PROBLEM TO SOLVE :: Take the part of the records that opens with the line containing "Itemize the components" and closes with the line containing "click-through rate description: [72, 235, 239, 262]", and write those lines out again with "blob" swapped for "shape". Leave everything else in them unchanged.

═════ RECORDS FOR THIS EXERCISE ═════

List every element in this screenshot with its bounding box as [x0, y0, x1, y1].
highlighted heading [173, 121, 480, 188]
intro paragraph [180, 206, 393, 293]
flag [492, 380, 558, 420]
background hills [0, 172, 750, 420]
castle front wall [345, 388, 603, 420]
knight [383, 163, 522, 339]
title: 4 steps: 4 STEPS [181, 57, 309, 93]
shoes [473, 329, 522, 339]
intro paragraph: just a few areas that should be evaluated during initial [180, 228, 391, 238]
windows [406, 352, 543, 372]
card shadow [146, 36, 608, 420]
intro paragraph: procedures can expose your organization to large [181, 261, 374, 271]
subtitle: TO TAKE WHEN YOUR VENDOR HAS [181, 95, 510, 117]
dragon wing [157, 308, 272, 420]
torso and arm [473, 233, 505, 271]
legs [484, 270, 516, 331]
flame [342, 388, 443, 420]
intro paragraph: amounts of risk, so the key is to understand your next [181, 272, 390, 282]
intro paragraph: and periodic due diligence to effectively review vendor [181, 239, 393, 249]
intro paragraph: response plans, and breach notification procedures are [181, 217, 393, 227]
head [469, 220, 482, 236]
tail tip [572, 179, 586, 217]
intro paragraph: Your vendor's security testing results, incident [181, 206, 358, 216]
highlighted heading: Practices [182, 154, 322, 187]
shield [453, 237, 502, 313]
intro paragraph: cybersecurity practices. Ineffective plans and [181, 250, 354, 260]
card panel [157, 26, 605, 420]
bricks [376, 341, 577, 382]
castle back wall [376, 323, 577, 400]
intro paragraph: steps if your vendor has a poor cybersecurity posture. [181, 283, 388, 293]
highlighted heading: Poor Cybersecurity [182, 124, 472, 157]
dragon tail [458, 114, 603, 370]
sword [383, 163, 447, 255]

═════
═════ RECORDS FOR THIS EXERCISE ═════

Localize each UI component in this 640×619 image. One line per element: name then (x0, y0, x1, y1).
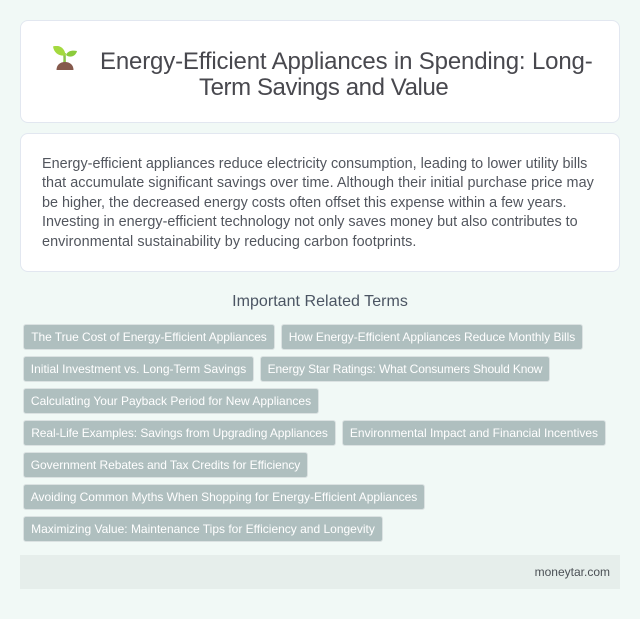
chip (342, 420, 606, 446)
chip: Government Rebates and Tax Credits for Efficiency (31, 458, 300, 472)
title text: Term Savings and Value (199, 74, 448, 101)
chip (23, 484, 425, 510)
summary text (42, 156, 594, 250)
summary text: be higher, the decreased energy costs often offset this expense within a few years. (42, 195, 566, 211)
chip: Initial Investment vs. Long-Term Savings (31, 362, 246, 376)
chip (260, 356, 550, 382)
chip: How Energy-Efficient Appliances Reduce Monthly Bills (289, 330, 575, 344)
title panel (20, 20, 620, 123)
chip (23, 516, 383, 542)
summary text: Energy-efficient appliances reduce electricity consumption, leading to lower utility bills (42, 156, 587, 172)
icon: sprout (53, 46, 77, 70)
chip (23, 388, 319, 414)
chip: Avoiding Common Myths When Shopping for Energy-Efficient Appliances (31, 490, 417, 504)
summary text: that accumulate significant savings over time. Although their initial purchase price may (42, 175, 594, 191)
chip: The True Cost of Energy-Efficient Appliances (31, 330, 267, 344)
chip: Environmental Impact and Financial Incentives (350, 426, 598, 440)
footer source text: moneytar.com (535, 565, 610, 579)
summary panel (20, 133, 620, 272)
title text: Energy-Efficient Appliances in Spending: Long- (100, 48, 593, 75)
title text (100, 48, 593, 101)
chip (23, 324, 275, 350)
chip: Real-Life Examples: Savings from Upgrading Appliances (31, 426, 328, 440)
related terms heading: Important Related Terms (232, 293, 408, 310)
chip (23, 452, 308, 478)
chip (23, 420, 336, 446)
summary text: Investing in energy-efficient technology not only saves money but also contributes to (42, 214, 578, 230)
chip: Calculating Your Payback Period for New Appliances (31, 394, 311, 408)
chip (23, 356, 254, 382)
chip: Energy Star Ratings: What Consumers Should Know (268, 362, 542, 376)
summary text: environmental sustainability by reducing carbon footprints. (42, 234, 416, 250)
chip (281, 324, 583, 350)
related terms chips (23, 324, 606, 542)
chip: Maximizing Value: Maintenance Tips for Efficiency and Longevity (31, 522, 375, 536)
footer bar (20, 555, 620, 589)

═════
═════ RECORDS FOR THIS EXERCISE ═════

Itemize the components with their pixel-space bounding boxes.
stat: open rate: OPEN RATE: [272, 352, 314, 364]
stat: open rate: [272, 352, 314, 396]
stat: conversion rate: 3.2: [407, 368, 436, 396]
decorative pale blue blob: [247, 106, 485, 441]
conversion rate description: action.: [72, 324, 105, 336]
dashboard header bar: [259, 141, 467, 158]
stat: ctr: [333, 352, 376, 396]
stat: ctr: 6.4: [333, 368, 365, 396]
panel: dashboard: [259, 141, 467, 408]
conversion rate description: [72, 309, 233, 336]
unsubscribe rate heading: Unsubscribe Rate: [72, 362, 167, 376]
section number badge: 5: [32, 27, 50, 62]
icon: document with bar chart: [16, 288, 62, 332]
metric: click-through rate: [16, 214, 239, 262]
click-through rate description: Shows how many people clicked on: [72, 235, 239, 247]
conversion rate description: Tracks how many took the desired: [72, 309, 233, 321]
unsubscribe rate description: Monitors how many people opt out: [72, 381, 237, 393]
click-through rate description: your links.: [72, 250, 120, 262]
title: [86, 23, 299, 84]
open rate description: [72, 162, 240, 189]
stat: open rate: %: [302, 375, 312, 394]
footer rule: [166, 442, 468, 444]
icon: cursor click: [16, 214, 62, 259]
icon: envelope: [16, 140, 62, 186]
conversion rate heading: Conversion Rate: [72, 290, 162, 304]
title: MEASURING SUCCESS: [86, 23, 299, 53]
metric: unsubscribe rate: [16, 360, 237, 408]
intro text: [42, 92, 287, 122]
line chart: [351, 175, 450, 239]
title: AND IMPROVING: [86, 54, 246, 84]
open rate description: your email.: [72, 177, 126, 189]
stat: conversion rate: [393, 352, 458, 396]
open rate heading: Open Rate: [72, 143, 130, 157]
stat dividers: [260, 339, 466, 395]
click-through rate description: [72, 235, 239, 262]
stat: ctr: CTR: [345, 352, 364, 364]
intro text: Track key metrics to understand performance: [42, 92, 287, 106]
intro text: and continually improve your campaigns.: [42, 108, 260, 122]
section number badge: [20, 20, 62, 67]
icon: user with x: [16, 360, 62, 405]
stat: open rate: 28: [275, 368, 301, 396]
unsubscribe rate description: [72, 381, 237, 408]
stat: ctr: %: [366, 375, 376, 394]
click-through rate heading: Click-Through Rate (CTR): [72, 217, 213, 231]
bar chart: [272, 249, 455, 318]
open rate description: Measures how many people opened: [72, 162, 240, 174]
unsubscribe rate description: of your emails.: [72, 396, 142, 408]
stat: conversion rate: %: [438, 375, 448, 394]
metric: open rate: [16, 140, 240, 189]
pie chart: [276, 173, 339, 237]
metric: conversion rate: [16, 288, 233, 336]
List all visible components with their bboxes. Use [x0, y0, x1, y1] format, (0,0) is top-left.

═════

THE OUTPUT ::
Itemize the components with their pixel-space bounding boxes.
stat: open rate: OPEN RATE: [272, 352, 314, 364]
stat: open rate: [272, 352, 314, 396]
stat: conversion rate: 3.2: [407, 368, 436, 396]
decorative pale blue shape: [247, 106, 485, 441]
conversion rate description: action.: [72, 324, 105, 336]
dashboard header bar: [259, 141, 467, 158]
stat: ctr: [333, 352, 376, 396]
stat: ctr: 6.4: [333, 368, 365, 396]
panel: dashboard: [259, 141, 467, 408]
conversion rate description: [72, 309, 233, 336]
unsubscribe rate heading: Unsubscribe Rate: [72, 362, 167, 376]
section number badge: 5: [32, 27, 50, 62]
icon: document with bar chart: [16, 288, 62, 332]
metric: click-through rate: [16, 214, 239, 262]
click-through rate description: Shows how many people clicked on: [72, 235, 239, 247]
conversion rate description: Tracks how many took the desired: [72, 309, 233, 321]
unsubscribe rate description: Monitors how many people opt out: [72, 381, 237, 393]
click-through rate description: your links.: [72, 250, 120, 262]
title: [86, 23, 299, 84]
open rate description: [72, 162, 240, 189]
stat: open rate: %: [302, 375, 312, 394]
footer rule: [166, 442, 468, 444]
icon: cursor click: [16, 214, 62, 259]
icon: envelope: [16, 140, 62, 186]
conversion rate heading: Conversion Rate: [72, 290, 162, 304]
title: MEASURING SUCCESS: [86, 23, 299, 53]
metric: unsubscribe rate: [16, 360, 237, 408]
intro text: [42, 92, 287, 122]
line chart: [351, 175, 450, 239]
title: AND IMPROVING: [86, 54, 246, 84]
open rate description: your email.: [72, 177, 126, 189]
stat: conversion rate: [393, 352, 458, 396]
open rate heading: Open Rate: [72, 143, 130, 157]
stat dividers: [260, 339, 466, 395]
click-through rate description: [72, 235, 239, 262]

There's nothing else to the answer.